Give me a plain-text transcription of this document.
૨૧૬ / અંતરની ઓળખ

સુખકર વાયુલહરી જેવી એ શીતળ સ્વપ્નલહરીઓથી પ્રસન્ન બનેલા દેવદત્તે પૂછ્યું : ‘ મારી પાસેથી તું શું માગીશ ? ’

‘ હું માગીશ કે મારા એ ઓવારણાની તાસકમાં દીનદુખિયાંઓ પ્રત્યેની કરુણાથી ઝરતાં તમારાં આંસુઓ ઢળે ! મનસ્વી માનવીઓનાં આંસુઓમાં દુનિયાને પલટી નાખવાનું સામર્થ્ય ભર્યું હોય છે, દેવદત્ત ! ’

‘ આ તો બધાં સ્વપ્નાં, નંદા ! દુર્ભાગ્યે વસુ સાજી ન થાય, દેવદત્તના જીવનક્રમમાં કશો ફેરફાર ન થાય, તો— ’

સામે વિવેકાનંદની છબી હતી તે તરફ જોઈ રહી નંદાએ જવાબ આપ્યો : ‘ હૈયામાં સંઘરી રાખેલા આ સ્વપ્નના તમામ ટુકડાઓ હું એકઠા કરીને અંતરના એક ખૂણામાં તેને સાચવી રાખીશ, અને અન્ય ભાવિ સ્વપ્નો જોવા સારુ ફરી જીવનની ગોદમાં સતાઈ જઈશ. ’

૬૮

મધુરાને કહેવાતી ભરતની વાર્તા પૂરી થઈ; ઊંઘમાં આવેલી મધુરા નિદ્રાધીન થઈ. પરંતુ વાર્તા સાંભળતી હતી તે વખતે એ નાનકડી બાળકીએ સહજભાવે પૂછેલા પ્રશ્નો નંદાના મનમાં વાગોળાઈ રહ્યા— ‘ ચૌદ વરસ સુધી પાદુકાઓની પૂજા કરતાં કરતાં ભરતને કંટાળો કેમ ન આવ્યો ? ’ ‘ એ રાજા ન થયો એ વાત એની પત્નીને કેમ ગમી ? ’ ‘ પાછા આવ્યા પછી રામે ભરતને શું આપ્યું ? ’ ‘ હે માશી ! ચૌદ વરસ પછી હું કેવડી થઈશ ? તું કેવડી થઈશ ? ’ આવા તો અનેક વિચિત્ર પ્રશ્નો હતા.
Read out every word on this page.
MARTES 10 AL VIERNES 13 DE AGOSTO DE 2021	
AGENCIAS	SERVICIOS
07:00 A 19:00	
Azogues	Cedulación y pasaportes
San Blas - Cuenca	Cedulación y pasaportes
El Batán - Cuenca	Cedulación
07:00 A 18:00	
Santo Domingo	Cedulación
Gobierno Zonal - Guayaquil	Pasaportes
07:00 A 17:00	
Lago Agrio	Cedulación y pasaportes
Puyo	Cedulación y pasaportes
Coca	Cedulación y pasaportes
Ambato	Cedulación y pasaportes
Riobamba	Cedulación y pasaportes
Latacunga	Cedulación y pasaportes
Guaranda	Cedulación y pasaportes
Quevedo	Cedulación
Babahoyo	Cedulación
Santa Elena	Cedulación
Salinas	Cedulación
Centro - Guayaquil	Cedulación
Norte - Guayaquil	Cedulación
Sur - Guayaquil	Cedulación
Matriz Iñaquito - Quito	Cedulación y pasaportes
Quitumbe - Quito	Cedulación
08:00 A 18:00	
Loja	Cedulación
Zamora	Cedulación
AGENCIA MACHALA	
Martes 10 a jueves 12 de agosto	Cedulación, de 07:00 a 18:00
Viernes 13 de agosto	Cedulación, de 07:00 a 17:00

————————

EXERCISE AIM
Transcribe all of the lines in the records precisely.

PROBLEM SOLUTION
Give me a plain-text transcription of this document.
૨૧૬ / અંતરની ઓળખ

સુખકર વાયુલહરી જેવી એ શીતળ સ્વપ્નલહરીઓથી પ્રસન્ન બનેલા દેવદત્તે પૂછ્યું : ‘ મારી પાસેથી તું શું માગીશ ? ’

‘ હું માગીશ કે મારા એ ઓવારણાની તાસકમાં દીનદુખિયાંઓ પ્રત્યેની કરુણાથી ઝરતાં તમારાં આંસુઓ ઢળે ! મનસ્વી માનવીઓનાં આંસુઓમાં દુનિયાને પલટી નાખવાનું સામર્થ્ય ભર્યું હોય છે, દેવદત્ત ! ’

‘ આ તો બધાં સ્વપ્નાં, નંદા ! દુર્ભાગ્યે વસુ સાજી ન થાય, દેવદત્તના જીવનક્રમમાં કશો ફેરફાર ન થાય, તો— ’

સામે વિવેકાનંદની છબી હતી તે તરફ જોઈ રહી નંદાએ જવાબ આપ્યો : ‘ હૈયામાં સંઘરી રાખેલા આ સ્વપ્નના તમામ ટુકડાઓ હું એકઠા કરીને અંતરના એક ખૂણામાં તેને સાચવી રાખીશ, અને અન્ય ભાવિ સ્વપ્નો જોવા સારુ ફરી જીવનની ગોદમાં સતાઈ જઈશ. ’

૬૮

મધુરાને કહેવાતી ભરતની વાર્તા પૂરી થઈ; ઊંઘમાં આવેલી મધુરા નિદ્રાધીન થઈ. પરંતુ વાર્તા સાંભળતી હતી તે વખતે એ નાનકડી બાળકીએ સહજભાવે પૂછેલા પ્રશ્નો નંદાના મનમાં વાગોળાઈ રહ્યા— ‘ ચૌદ વરસ સુધી પાદુકાઓની પૂજા કરતાં કરતાં ભરતને કંટાળો કેમ ન આવ્યો ? ’ ‘ એ રાજા ન થયો એ વાત એની પત્નીને કેમ ગમી ? ’ ‘ પાછા આવ્યા પછી રામે ભરતને શું આપ્યું ? ’ ‘ હે માશી ! ચૌદ વરસ પછી હું કેવડી થઈશ ? તું કેવડી થઈશ ? ’ આવા તો અનેક વિચિત્ર પ્રશ્નો હતા.
Read out every word on this page.
MARTES 10 AL VIERNES 13 DE AGOSTO DE 2021	
AGENCIAS	SERVICIOS
07:00 A 19:00	
Azogues	Cedulación y pasaportes
San Blas - Cuenca	Cedulación y pasaportes
El Batán - Cuenca	Cedulación
07:00 A 18:00	
Santo Domingo	Cedulación
Gobierno Zonal - Guayaquil	Pasaportes
07:00 A 17:00	
Lago Agrio	Cedulación y pasaportes
Puyo	Cedulación y pasaportes
Coca	Cedulación y pasaportes
Ambato	Cedulación y pasaportes
Riobamba	Cedulación y pasaportes
Latacunga	Cedulación y pasaportes
Guaranda	Cedulación y pasaportes
Quevedo	Cedulación
Babahoyo	Cedulación
Santa Elena	Cedulación
Salinas	Cedulación
Centro - Guayaquil	Cedulación
Norte - Guayaquil	Cedulación
Sur - Guayaquil	Cedulación
Matriz Iñaquito - Quito	Cedulación y pasaportes
Quitumbe - Quito	Cedulación
08:00 A 18:00	
Loja	Cedulación
Zamora	Cedulación
AGENCIA MACHALA	
Martes 10 a jueves 12 de agosto	Cedulación, de 07:00 a 18:00
Viernes 13 de agosto	Cedulación, de 07:00 a 17:00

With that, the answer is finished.